## Objective
Identify the lines that include the word "Independent", then copy all of them.

◇ ◇ ◇ ◇

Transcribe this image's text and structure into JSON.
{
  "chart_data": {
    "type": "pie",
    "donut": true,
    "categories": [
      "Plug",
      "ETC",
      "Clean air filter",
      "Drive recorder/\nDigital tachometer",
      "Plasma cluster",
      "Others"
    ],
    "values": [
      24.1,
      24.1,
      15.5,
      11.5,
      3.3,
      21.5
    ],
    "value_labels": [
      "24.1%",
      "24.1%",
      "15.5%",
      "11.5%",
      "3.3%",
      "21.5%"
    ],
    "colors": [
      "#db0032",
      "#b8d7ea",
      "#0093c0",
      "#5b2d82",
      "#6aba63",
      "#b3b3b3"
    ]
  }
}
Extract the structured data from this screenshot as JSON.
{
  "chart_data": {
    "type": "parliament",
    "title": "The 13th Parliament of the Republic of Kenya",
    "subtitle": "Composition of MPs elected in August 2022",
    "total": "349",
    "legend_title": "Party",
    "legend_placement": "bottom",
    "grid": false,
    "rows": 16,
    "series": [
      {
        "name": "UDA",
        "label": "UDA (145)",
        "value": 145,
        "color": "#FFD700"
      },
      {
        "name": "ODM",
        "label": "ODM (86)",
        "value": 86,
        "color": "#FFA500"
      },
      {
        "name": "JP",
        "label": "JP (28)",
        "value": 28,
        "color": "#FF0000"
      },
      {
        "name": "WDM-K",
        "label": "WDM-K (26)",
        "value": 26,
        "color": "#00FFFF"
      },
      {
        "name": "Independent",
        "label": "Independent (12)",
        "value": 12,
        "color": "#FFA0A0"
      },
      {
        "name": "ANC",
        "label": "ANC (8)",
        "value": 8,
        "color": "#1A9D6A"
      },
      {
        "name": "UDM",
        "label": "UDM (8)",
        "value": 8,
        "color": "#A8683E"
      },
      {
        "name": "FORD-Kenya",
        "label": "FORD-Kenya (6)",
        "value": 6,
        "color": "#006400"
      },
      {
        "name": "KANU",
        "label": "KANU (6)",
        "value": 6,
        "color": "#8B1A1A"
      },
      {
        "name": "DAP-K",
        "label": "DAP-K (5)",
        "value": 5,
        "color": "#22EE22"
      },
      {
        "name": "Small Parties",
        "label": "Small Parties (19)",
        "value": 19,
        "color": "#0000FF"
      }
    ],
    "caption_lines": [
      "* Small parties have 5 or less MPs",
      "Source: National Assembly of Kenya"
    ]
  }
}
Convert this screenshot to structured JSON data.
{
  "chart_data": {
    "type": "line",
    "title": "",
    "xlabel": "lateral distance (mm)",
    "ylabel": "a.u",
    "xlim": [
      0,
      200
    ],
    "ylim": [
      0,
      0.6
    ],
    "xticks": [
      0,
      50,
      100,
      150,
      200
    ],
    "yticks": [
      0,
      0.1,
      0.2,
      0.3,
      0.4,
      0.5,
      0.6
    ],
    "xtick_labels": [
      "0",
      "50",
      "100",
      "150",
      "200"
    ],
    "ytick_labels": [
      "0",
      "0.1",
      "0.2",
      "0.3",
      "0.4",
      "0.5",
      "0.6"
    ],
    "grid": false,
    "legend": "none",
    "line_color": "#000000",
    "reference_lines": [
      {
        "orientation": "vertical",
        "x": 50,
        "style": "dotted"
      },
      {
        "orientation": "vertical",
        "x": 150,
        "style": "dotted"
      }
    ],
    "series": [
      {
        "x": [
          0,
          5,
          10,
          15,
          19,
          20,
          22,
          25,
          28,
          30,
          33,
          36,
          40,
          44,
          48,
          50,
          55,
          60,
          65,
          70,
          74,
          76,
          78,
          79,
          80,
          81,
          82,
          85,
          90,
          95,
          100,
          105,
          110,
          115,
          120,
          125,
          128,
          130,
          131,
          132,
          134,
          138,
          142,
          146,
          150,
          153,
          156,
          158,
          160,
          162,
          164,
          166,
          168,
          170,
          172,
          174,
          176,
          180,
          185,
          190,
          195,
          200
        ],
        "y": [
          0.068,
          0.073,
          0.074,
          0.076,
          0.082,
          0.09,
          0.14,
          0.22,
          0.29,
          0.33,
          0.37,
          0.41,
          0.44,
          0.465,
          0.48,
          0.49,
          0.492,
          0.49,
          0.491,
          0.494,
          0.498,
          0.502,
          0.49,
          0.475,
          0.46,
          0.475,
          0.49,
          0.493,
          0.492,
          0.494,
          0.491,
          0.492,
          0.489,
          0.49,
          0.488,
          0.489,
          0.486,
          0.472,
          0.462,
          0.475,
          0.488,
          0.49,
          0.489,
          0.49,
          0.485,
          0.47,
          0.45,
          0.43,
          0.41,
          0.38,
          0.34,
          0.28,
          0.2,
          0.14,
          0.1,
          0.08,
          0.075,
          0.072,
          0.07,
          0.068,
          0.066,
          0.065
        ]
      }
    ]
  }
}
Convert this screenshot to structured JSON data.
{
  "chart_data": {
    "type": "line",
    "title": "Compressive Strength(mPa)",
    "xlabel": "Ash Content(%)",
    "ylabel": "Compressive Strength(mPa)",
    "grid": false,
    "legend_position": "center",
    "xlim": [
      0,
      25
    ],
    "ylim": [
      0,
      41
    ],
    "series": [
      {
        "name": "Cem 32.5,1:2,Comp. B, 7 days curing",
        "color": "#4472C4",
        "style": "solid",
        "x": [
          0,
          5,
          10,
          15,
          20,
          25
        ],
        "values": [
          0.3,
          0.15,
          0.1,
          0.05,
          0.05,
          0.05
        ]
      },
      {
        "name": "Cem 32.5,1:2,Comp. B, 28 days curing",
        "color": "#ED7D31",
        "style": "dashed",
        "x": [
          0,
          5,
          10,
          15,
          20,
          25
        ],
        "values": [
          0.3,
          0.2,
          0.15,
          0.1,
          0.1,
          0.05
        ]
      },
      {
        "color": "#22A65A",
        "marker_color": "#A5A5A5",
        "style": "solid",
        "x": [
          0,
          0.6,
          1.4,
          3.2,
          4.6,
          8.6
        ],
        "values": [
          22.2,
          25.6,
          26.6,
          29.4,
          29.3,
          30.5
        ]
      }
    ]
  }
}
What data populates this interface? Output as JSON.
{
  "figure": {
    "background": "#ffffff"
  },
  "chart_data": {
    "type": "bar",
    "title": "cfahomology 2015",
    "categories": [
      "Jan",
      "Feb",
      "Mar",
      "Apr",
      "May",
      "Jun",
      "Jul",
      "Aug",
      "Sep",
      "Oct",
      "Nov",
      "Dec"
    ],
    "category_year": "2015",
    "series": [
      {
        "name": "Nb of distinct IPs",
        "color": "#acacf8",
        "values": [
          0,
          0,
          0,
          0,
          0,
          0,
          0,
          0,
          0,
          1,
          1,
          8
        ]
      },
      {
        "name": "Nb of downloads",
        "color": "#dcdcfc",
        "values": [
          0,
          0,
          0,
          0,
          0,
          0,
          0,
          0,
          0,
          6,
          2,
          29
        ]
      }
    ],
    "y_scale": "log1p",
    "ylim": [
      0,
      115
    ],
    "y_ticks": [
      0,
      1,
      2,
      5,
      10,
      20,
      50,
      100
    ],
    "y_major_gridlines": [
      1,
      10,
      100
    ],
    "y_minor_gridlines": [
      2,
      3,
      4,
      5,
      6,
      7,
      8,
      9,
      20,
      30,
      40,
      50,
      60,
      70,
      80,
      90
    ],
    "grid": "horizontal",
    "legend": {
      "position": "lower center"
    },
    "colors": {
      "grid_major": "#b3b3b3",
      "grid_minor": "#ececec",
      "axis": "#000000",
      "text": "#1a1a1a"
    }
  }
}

◇ ◇ ◇ ◇

## Exercise output
        "name": "Independent",
        "label": "Independent (12)",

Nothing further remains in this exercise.